Task prompt. Extract all of the entries and set them down verbatim.

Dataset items

********************

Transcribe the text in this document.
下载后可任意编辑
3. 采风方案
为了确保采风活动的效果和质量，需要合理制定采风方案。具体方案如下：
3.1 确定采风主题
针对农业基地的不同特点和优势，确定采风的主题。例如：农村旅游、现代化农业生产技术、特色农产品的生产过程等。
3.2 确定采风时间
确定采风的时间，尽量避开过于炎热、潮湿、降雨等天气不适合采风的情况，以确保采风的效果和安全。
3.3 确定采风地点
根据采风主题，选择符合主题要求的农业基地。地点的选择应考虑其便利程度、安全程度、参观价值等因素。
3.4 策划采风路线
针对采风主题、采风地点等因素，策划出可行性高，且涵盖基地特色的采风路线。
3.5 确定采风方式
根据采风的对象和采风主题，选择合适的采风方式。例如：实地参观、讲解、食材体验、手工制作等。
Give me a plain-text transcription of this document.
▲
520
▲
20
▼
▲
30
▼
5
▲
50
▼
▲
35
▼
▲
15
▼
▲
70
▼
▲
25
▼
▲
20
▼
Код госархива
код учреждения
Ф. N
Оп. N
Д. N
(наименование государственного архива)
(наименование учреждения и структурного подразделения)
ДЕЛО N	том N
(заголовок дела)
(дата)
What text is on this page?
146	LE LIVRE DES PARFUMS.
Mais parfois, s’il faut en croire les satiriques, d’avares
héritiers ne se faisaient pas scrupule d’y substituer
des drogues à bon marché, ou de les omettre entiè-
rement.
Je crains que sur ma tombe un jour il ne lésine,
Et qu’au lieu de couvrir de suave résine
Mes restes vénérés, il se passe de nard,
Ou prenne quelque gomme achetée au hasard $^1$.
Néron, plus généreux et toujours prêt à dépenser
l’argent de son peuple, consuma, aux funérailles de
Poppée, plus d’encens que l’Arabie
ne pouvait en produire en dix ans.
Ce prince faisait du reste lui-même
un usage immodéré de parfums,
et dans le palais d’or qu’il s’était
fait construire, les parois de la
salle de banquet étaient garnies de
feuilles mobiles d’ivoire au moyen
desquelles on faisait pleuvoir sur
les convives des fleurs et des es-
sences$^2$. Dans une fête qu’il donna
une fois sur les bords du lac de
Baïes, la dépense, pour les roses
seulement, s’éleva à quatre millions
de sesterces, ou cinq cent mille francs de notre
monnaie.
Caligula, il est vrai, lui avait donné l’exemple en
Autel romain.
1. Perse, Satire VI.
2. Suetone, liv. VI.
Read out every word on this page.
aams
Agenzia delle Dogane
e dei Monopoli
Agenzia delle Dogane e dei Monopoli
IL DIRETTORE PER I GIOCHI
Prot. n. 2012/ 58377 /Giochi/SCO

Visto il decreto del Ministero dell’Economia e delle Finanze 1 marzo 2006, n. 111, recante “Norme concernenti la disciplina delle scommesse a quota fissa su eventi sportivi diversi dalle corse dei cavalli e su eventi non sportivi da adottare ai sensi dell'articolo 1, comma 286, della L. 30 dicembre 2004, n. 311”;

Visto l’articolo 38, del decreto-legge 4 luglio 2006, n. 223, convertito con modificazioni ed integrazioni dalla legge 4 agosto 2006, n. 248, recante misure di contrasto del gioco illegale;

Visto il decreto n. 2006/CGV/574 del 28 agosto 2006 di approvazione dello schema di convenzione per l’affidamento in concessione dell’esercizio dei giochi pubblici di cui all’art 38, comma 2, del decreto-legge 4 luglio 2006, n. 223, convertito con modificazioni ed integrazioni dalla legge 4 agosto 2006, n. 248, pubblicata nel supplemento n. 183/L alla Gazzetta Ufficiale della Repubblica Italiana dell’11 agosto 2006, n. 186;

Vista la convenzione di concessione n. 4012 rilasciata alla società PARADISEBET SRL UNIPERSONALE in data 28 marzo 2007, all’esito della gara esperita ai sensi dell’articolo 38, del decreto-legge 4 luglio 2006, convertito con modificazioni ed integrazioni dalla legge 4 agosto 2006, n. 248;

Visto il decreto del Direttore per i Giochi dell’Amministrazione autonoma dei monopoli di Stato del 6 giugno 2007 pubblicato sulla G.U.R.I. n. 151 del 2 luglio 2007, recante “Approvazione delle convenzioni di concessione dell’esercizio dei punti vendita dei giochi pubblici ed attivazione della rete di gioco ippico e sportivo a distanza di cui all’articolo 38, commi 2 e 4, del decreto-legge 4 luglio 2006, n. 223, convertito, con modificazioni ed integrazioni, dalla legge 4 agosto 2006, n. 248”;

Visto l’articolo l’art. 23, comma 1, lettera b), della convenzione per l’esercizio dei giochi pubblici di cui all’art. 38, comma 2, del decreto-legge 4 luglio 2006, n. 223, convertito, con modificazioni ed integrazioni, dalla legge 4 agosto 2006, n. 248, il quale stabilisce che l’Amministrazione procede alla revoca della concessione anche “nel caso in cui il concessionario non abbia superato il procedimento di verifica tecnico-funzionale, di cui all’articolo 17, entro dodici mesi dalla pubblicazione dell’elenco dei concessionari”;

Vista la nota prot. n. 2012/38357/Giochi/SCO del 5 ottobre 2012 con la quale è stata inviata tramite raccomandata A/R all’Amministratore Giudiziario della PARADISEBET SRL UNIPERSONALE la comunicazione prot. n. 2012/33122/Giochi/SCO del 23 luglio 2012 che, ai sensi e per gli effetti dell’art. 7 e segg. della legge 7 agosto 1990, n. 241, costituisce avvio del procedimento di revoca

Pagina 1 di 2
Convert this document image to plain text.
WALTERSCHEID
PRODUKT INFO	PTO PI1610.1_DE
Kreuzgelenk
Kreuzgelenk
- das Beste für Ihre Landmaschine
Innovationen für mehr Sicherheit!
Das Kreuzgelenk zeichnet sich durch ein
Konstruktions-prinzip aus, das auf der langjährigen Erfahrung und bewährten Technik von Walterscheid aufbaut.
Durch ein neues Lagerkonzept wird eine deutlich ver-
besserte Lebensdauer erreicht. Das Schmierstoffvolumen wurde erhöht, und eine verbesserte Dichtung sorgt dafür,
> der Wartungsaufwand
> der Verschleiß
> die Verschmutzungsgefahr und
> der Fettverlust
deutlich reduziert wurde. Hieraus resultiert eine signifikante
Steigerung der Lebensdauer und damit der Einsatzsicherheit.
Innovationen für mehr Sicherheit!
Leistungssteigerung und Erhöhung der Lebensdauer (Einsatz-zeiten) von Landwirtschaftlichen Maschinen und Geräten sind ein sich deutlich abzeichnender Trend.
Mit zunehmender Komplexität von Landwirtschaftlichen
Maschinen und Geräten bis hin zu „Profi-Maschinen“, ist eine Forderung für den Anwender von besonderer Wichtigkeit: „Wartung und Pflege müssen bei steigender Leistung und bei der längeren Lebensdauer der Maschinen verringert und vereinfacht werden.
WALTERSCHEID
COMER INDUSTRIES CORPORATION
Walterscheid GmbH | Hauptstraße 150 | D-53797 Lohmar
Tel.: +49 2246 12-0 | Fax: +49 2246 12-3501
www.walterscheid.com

********************

Full solution.
Transcribe the text in this document.
下载后可任意编辑
3. 采风方案
为了确保采风活动的效果和质量，需要合理制定采风方案。具体方案如下：
3.1 确定采风主题
针对农业基地的不同特点和优势，确定采风的主题。例如：农村旅游、现代化农业生产技术、特色农产品的生产过程等。
3.2 确定采风时间
确定采风的时间，尽量避开过于炎热、潮湿、降雨等天气不适合采风的情况，以确保采风的效果和安全。
3.3 确定采风地点
根据采风主题，选择符合主题要求的农业基地。地点的选择应考虑其便利程度、安全程度、参观价值等因素。
3.4 策划采风路线
针对采风主题、采风地点等因素，策划出可行性高，且涵盖基地特色的采风路线。
3.5 确定采风方式
根据采风的对象和采风主题，选择合适的采风方式。例如：实地参观、讲解、食材体验、手工制作等。
Give me a plain-text transcription of this document.
▲
520
▲
20
▼
▲
30
▼
5
▲
50
▼
▲
35
▼
▲
15
▼
▲
70
▼
▲
25
▼
▲
20
▼
Код госархива
код учреждения
Ф. N
Оп. N
Д. N
(наименование государственного архива)
(наименование учреждения и структурного подразделения)
ДЕЛО N	том N
(заголовок дела)
(дата)
What text is on this page?
146	LE LIVRE DES PARFUMS.
Mais parfois, s’il faut en croire les satiriques, d’avares
héritiers ne se faisaient pas scrupule d’y substituer
des drogues à bon marché, ou de les omettre entiè-
rement.
Je crains que sur ma tombe un jour il ne lésine,
Et qu’au lieu de couvrir de suave résine
Mes restes vénérés, il se passe de nard,
Ou prenne quelque gomme achetée au hasard $^1$.
Néron, plus généreux et toujours prêt à dépenser
l’argent de son peuple, consuma, aux funérailles de
Poppée, plus d’encens que l’Arabie
ne pouvait en produire en dix ans.
Ce prince faisait du reste lui-même
un usage immodéré de parfums,
et dans le palais d’or qu’il s’était
fait construire, les parois de la
salle de banquet étaient garnies de
feuilles mobiles d’ivoire au moyen
desquelles on faisait pleuvoir sur
les convives des fleurs et des es-
sences$^2$. Dans une fête qu’il donna
une fois sur les bords du lac de
Baïes, la dépense, pour les roses
seulement, s’éleva à quatre millions
de sesterces, ou cinq cent mille francs de notre
monnaie.
Caligula, il est vrai, lui avait donné l’exemple en
Autel romain.
1. Perse, Satire VI.
2. Suetone, liv. VI.
Read out every word on this page.
aams
Agenzia delle Dogane
e dei Monopoli
Agenzia delle Dogane e dei Monopoli
IL DIRETTORE PER I GIOCHI
Prot. n. 2012/ 58377 /Giochi/SCO

Visto il decreto del Ministero dell’Economia e delle Finanze 1 marzo 2006, n. 111, recante “Norme concernenti la disciplina delle scommesse a quota fissa su eventi sportivi diversi dalle corse dei cavalli e su eventi non sportivi da adottare ai sensi dell'articolo 1, comma 286, della L. 30 dicembre 2004, n. 311”;

Visto l’articolo 38, del decreto-legge 4 luglio 2006, n. 223, convertito con modificazioni ed integrazioni dalla legge 4 agosto 2006, n. 248, recante misure di contrasto del gioco illegale;

Visto il decreto n. 2006/CGV/574 del 28 agosto 2006 di approvazione dello schema di convenzione per l’affidamento in concessione dell’esercizio dei giochi pubblici di cui all’art 38, comma 2, del decreto-legge 4 luglio 2006, n. 223, convertito con modificazioni ed integrazioni dalla legge 4 agosto 2006, n. 248, pubblicata nel supplemento n. 183/L alla Gazzetta Ufficiale della Repubblica Italiana dell’11 agosto 2006, n. 186;

Vista la convenzione di concessione n. 4012 rilasciata alla società PARADISEBET SRL UNIPERSONALE in data 28 marzo 2007, all’esito della gara esperita ai sensi dell’articolo 38, del decreto-legge 4 luglio 2006, convertito con modificazioni ed integrazioni dalla legge 4 agosto 2006, n. 248;

Visto il decreto del Direttore per i Giochi dell’Amministrazione autonoma dei monopoli di Stato del 6 giugno 2007 pubblicato sulla G.U.R.I. n. 151 del 2 luglio 2007, recante “Approvazione delle convenzioni di concessione dell’esercizio dei punti vendita dei giochi pubblici ed attivazione della rete di gioco ippico e sportivo a distanza di cui all’articolo 38, commi 2 e 4, del decreto-legge 4 luglio 2006, n. 223, convertito, con modificazioni ed integrazioni, dalla legge 4 agosto 2006, n. 248”;

Visto l’articolo l’art. 23, comma 1, lettera b), della convenzione per l’esercizio dei giochi pubblici di cui all’art. 38, comma 2, del decreto-legge 4 luglio 2006, n. 223, convertito, con modificazioni ed integrazioni, dalla legge 4 agosto 2006, n. 248, il quale stabilisce che l’Amministrazione procede alla revoca della concessione anche “nel caso in cui il concessionario non abbia superato il procedimento di verifica tecnico-funzionale, di cui all’articolo 17, entro dodici mesi dalla pubblicazione dell’elenco dei concessionari”;

Vista la nota prot. n. 2012/38357/Giochi/SCO del 5 ottobre 2012 con la quale è stata inviata tramite raccomandata A/R all’Amministratore Giudiziario della PARADISEBET SRL UNIPERSONALE la comunicazione prot. n. 2012/33122/Giochi/SCO del 23 luglio 2012 che, ai sensi e per gli effetti dell’art. 7 e segg. della legge 7 agosto 1990, n. 241, costituisce avvio del procedimento di revoca

Pagina 1 di 2
Convert this document image to plain text.
WALTERSCHEID
PRODUKT INFO	PTO PI1610.1_DE
Kreuzgelenk
Kreuzgelenk
- das Beste für Ihre Landmaschine
Innovationen für mehr Sicherheit!
Das Kreuzgelenk zeichnet sich durch ein
Konstruktions-prinzip aus, das auf der langjährigen Erfahrung und bewährten Technik von Walterscheid aufbaut.
Durch ein neues Lagerkonzept wird eine deutlich ver-
besserte Lebensdauer erreicht. Das Schmierstoffvolumen wurde erhöht, und eine verbesserte Dichtung sorgt dafür,
> der Wartungsaufwand
> der Verschleiß
> die Verschmutzungsgefahr und
> der Fettverlust
deutlich reduziert wurde. Hieraus resultiert eine signifikante
Steigerung der Lebensdauer und damit der Einsatzsicherheit.
Innovationen für mehr Sicherheit!
Leistungssteigerung und Erhöhung der Lebensdauer (Einsatz-zeiten) von Landwirtschaftlichen Maschinen und Geräten sind ein sich deutlich abzeichnender Trend.
Mit zunehmender Komplexität von Landwirtschaftlichen
Maschinen und Geräten bis hin zu „Profi-Maschinen“, ist eine Forderung für den Anwender von besonderer Wichtigkeit: „Wartung und Pflege müssen bei steigender Leistung und bei der längeren Lebensdauer der Maschinen verringert und vereinfacht werden.
WALTERSCHEID
COMER INDUSTRIES CORPORATION
Walterscheid GmbH | Hauptstraße 150 | D-53797 Lohmar
Tel.: +49 2246 12-0 | Fax: +49 2246 12-3501
www.walterscheid.com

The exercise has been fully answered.